# Start of DATA LINES
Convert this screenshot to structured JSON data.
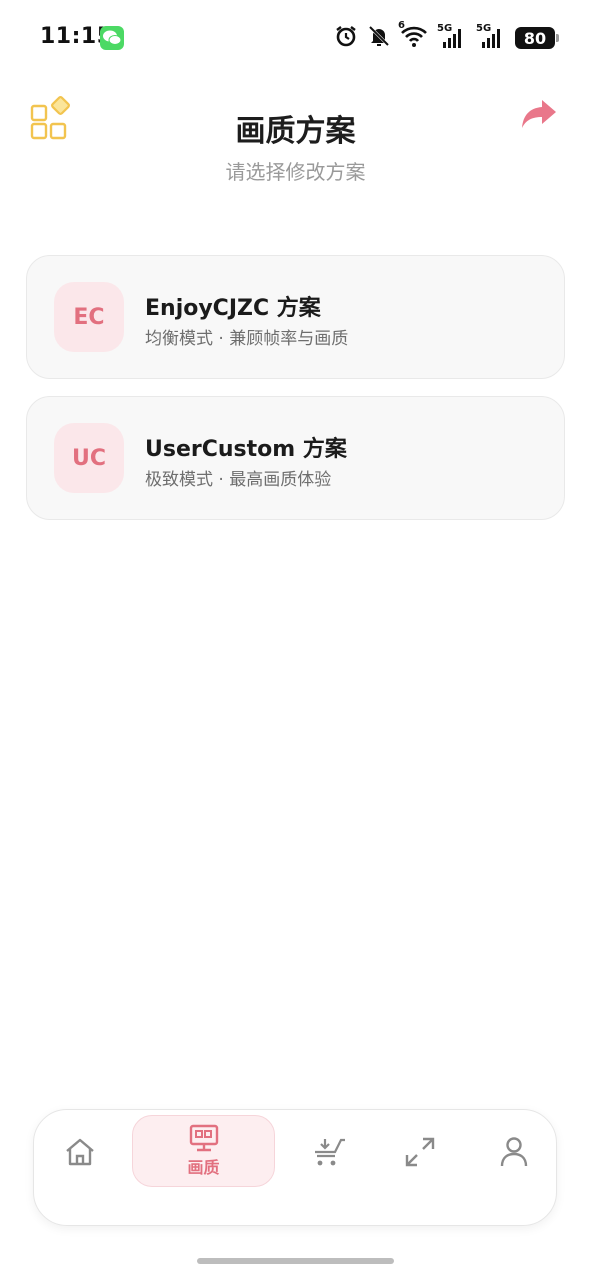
{
  "status_bar": {
    "time": "11:15",
    "battery": "80",
    "network_1": "5G",
    "network_2": "5G",
    "wifi_badge": "6"
  },
  "header": {
    "title": "画质方案",
    "subtitle": "请选择修改方案"
  },
  "schemes": [
    {
      "badge": "EC",
      "title": "EnjoyCJZC 方案",
      "description": "均衡模式 · 兼顾帧率与画质"
    },
    {
      "badge": "UC",
      "title": "UserCustom 方案",
      "description": "极致模式 · 最高画质体验"
    }
  ],
  "bottom_nav": {
    "active_label": "画质"
  },
  "colors": {
    "accent": "#e2707f",
    "accent_bg": "#fdeef0",
    "apps_icon": "#f2c44f",
    "subtitle": "#9a9a9a"
  }
}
# End of DATA LINES
[WHAT YOU NEED TO DO]
Search the data for "description". Copy every line that has it.

[TASK ANSWER]
      "description": "均衡模式 · 兼顾帧率与画质"
      "description": "极致模式 · 最高画质体验"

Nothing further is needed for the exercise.